GIVEN INFORMATION:
□ □ □ □ □
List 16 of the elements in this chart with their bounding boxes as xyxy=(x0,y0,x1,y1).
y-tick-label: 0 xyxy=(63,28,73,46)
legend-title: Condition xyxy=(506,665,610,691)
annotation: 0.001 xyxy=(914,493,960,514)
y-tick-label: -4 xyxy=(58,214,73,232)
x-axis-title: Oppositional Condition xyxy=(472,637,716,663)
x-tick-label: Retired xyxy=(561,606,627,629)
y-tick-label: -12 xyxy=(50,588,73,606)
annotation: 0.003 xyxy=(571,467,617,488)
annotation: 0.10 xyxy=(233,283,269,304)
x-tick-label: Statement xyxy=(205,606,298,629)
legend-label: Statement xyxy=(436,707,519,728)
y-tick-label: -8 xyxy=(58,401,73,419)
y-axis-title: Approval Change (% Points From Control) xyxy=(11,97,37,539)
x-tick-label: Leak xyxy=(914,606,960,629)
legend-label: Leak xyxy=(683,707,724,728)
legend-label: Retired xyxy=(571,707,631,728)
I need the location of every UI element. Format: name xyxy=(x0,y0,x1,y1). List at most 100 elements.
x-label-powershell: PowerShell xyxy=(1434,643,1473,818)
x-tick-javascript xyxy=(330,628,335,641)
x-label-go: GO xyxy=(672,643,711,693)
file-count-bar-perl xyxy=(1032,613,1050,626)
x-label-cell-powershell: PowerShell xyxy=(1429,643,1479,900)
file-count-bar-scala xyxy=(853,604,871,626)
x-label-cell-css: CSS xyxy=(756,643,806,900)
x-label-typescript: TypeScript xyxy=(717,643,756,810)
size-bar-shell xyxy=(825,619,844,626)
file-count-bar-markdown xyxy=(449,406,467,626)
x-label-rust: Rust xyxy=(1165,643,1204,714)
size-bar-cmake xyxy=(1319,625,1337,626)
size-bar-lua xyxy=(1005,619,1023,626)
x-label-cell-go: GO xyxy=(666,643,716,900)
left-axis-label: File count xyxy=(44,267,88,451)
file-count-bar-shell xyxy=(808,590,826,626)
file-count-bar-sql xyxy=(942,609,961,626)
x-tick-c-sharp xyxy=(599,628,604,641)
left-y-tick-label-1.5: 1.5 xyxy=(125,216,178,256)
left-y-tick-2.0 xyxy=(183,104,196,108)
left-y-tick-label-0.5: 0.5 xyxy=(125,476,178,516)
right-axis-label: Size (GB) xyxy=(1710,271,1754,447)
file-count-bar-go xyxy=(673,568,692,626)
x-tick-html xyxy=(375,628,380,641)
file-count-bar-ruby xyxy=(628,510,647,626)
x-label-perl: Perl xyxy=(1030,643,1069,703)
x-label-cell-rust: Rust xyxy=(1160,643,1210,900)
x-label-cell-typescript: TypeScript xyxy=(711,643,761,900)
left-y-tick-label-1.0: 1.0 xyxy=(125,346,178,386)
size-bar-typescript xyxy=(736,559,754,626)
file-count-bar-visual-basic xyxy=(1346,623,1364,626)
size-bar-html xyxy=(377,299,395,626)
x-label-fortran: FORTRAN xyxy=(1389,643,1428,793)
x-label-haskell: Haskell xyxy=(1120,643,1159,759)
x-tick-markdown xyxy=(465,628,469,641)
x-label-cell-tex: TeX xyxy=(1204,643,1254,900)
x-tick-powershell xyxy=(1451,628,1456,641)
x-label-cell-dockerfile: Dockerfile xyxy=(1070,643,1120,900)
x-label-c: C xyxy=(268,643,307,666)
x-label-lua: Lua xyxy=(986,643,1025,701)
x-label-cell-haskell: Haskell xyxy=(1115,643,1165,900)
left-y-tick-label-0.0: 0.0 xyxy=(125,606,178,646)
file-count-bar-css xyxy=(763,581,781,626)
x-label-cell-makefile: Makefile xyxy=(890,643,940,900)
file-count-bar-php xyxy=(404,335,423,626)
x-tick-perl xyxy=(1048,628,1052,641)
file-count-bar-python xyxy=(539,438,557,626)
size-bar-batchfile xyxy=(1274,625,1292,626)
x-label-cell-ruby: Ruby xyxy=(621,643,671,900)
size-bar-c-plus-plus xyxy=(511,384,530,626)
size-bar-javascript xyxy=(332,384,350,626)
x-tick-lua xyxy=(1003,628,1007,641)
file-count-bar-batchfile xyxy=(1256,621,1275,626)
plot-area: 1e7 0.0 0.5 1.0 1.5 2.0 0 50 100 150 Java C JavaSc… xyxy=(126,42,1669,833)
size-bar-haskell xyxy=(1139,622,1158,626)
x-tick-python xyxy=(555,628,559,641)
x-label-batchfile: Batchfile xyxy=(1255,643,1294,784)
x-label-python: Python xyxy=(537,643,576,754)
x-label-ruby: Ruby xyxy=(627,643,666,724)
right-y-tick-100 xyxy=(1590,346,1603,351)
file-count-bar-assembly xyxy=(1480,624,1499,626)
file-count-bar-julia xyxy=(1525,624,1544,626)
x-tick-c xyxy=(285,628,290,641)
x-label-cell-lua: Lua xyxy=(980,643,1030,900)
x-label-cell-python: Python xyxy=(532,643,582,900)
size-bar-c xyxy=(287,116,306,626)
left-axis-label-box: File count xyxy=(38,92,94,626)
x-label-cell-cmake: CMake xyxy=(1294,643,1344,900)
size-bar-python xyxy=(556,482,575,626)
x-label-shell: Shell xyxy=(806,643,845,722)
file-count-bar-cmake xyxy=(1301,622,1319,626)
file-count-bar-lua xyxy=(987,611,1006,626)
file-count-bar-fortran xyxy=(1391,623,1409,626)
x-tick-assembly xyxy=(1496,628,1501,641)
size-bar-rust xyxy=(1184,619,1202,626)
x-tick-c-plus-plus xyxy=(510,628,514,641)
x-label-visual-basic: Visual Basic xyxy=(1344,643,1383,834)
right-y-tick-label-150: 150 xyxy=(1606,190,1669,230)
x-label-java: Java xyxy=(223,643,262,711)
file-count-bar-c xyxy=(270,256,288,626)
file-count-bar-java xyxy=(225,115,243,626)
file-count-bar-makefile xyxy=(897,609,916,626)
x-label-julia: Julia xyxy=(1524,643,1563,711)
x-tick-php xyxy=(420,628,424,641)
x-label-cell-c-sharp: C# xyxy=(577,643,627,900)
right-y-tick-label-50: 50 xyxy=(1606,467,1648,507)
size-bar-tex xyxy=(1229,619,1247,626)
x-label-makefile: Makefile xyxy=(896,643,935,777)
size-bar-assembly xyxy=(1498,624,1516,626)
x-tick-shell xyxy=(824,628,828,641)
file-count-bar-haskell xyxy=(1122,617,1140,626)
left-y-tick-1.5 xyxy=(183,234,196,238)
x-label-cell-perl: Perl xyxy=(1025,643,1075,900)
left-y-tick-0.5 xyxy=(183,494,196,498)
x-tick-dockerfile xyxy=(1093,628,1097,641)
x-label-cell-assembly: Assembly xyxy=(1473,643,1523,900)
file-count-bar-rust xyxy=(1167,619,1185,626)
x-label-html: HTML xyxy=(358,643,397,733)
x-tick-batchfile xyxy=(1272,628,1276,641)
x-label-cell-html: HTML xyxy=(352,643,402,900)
□ □ □ □ □
REQUIRED TASK:
Change each "Statement" in the material to "Announcement" and give all the lines again, leaving everything else untouched.

WORKED SOLUTION:
List 16 of the elements in this chart with their bounding boxes as xyxy=(x0,y0,x1,y1).
y-tick-label: 0 xyxy=(63,28,73,46)
legend-title: Condition xyxy=(506,665,610,691)
annotation: 0.001 xyxy=(914,493,960,514)
y-tick-label: -4 xyxy=(58,214,73,232)
x-axis-title: Oppositional Condition xyxy=(472,637,716,663)
x-tick-label: Retired xyxy=(561,606,627,629)
y-tick-label: -12 xyxy=(50,588,73,606)
annotation: 0.003 xyxy=(571,467,617,488)
annotation: 0.10 xyxy=(233,283,269,304)
x-tick-label: Announcement xyxy=(205,606,298,629)
legend-label: Announcement xyxy=(436,707,519,728)
y-tick-label: -8 xyxy=(58,401,73,419)
y-axis-title: Approval Change (% Points From Control) xyxy=(11,97,37,539)
x-tick-label: Leak xyxy=(914,606,960,629)
legend-label: Leak xyxy=(683,707,724,728)
legend-label: Retired xyxy=(571,707,631,728)
I need the location of every UI element. Format: name xyxy=(x0,y0,x1,y1). List at most 100 elements.
x-label-powershell: PowerShell xyxy=(1434,643,1473,818)
x-tick-javascript xyxy=(330,628,335,641)
x-label-go: GO xyxy=(672,643,711,693)
file-count-bar-perl xyxy=(1032,613,1050,626)
x-label-cell-powershell: PowerShell xyxy=(1429,643,1479,900)
file-count-bar-scala xyxy=(853,604,871,626)
x-label-cell-css: CSS xyxy=(756,643,806,900)
x-label-typescript: TypeScript xyxy=(717,643,756,810)
size-bar-shell xyxy=(825,619,844,626)
file-count-bar-markdown xyxy=(449,406,467,626)
x-label-rust: Rust xyxy=(1165,643,1204,714)
size-bar-cmake xyxy=(1319,625,1337,626)
size-bar-lua xyxy=(1005,619,1023,626)
x-label-cell-go: GO xyxy=(666,643,716,900)
left-axis-label: File count xyxy=(44,267,88,451)
file-count-bar-shell xyxy=(808,590,826,626)
file-count-bar-sql xyxy=(942,609,961,626)
x-tick-c-sharp xyxy=(599,628,604,641)
left-y-tick-label-1.5: 1.5 xyxy=(125,216,178,256)
left-y-tick-2.0 xyxy=(183,104,196,108)
left-y-tick-label-0.5: 0.5 xyxy=(125,476,178,516)
right-axis-label: Size (GB) xyxy=(1710,271,1754,447)
file-count-bar-go xyxy=(673,568,692,626)
x-tick-html xyxy=(375,628,380,641)
file-count-bar-ruby xyxy=(628,510,647,626)
x-label-perl: Perl xyxy=(1030,643,1069,703)
x-label-cell-rust: Rust xyxy=(1160,643,1210,900)
x-label-cell-typescript: TypeScript xyxy=(711,643,761,900)
left-y-tick-label-1.0: 1.0 xyxy=(125,346,178,386)
size-bar-typescript xyxy=(736,559,754,626)
file-count-bar-visual-basic xyxy=(1346,623,1364,626)
size-bar-html xyxy=(377,299,395,626)
x-label-fortran: FORTRAN xyxy=(1389,643,1428,793)
x-label-haskell: Haskell xyxy=(1120,643,1159,759)
x-tick-markdown xyxy=(465,628,469,641)
x-label-cell-tex: TeX xyxy=(1204,643,1254,900)
x-tick-powershell xyxy=(1451,628,1456,641)
x-label-cell-dockerfile: Dockerfile xyxy=(1070,643,1120,900)
x-label-c: C xyxy=(268,643,307,666)
x-label-lua: Lua xyxy=(986,643,1025,701)
x-label-cell-haskell: Haskell xyxy=(1115,643,1165,900)
left-y-tick-label-0.0: 0.0 xyxy=(125,606,178,646)
file-count-bar-css xyxy=(763,581,781,626)
x-label-cell-makefile: Makefile xyxy=(890,643,940,900)
file-count-bar-php xyxy=(404,335,423,626)
x-tick-perl xyxy=(1048,628,1052,641)
file-count-bar-python xyxy=(539,438,557,626)
size-bar-batchfile xyxy=(1274,625,1292,626)
x-label-cell-ruby: Ruby xyxy=(621,643,671,900)
size-bar-c-plus-plus xyxy=(511,384,530,626)
size-bar-javascript xyxy=(332,384,350,626)
x-tick-lua xyxy=(1003,628,1007,641)
file-count-bar-batchfile xyxy=(1256,621,1275,626)
plot-area: 1e7 0.0 0.5 1.0 1.5 2.0 0 50 100 150 Java C JavaSc… xyxy=(126,42,1669,833)
size-bar-haskell xyxy=(1139,622,1158,626)
x-tick-python xyxy=(555,628,559,641)
x-label-batchfile: Batchfile xyxy=(1255,643,1294,784)
x-label-python: Python xyxy=(537,643,576,754)
x-label-ruby: Ruby xyxy=(627,643,666,724)
right-y-tick-100 xyxy=(1590,346,1603,351)
file-count-bar-assembly xyxy=(1480,624,1499,626)
file-count-bar-julia xyxy=(1525,624,1544,626)
x-tick-c xyxy=(285,628,290,641)
x-label-cell-lua: Lua xyxy=(980,643,1030,900)
x-label-cell-python: Python xyxy=(532,643,582,900)
size-bar-c xyxy=(287,116,306,626)
left-axis-label-box: File count xyxy=(38,92,94,626)
x-label-cell-cmake: CMake xyxy=(1294,643,1344,900)
size-bar-python xyxy=(556,482,575,626)
x-label-shell: Shell xyxy=(806,643,845,722)
file-count-bar-cmake xyxy=(1301,622,1319,626)
file-count-bar-lua xyxy=(987,611,1006,626)
file-count-bar-fortran xyxy=(1391,623,1409,626)
x-tick-assembly xyxy=(1496,628,1501,641)
size-bar-rust xyxy=(1184,619,1202,626)
x-tick-c-plus-plus xyxy=(510,628,514,641)
x-label-visual-basic: Visual Basic xyxy=(1344,643,1383,834)
right-y-tick-label-150: 150 xyxy=(1606,190,1669,230)
x-label-java: Java xyxy=(223,643,262,711)
file-count-bar-c xyxy=(270,256,288,626)
file-count-bar-java xyxy=(225,115,243,626)
file-count-bar-makefile xyxy=(897,609,916,626)
x-label-julia: Julia xyxy=(1524,643,1563,711)
x-tick-php xyxy=(420,628,424,641)
x-label-cell-c-sharp: C# xyxy=(577,643,627,900)
right-y-tick-label-50: 50 xyxy=(1606,467,1648,507)
size-bar-tex xyxy=(1229,619,1247,626)
x-label-makefile: Makefile xyxy=(896,643,935,777)
size-bar-assembly xyxy=(1498,624,1516,626)
x-tick-shell xyxy=(824,628,828,641)
file-count-bar-haskell xyxy=(1122,617,1140,626)
left-y-tick-1.5 xyxy=(183,234,196,238)
x-label-cell-perl: Perl xyxy=(1025,643,1075,900)
left-y-tick-0.5 xyxy=(183,494,196,498)
x-tick-dockerfile xyxy=(1093,628,1097,641)
x-label-cell-assembly: Assembly xyxy=(1473,643,1523,900)
file-count-bar-rust xyxy=(1167,619,1185,626)
x-label-html: HTML xyxy=(358,643,397,733)
x-tick-batchfile xyxy=(1272,628,1276,641)
x-label-cell-html: HTML xyxy=(352,643,402,900)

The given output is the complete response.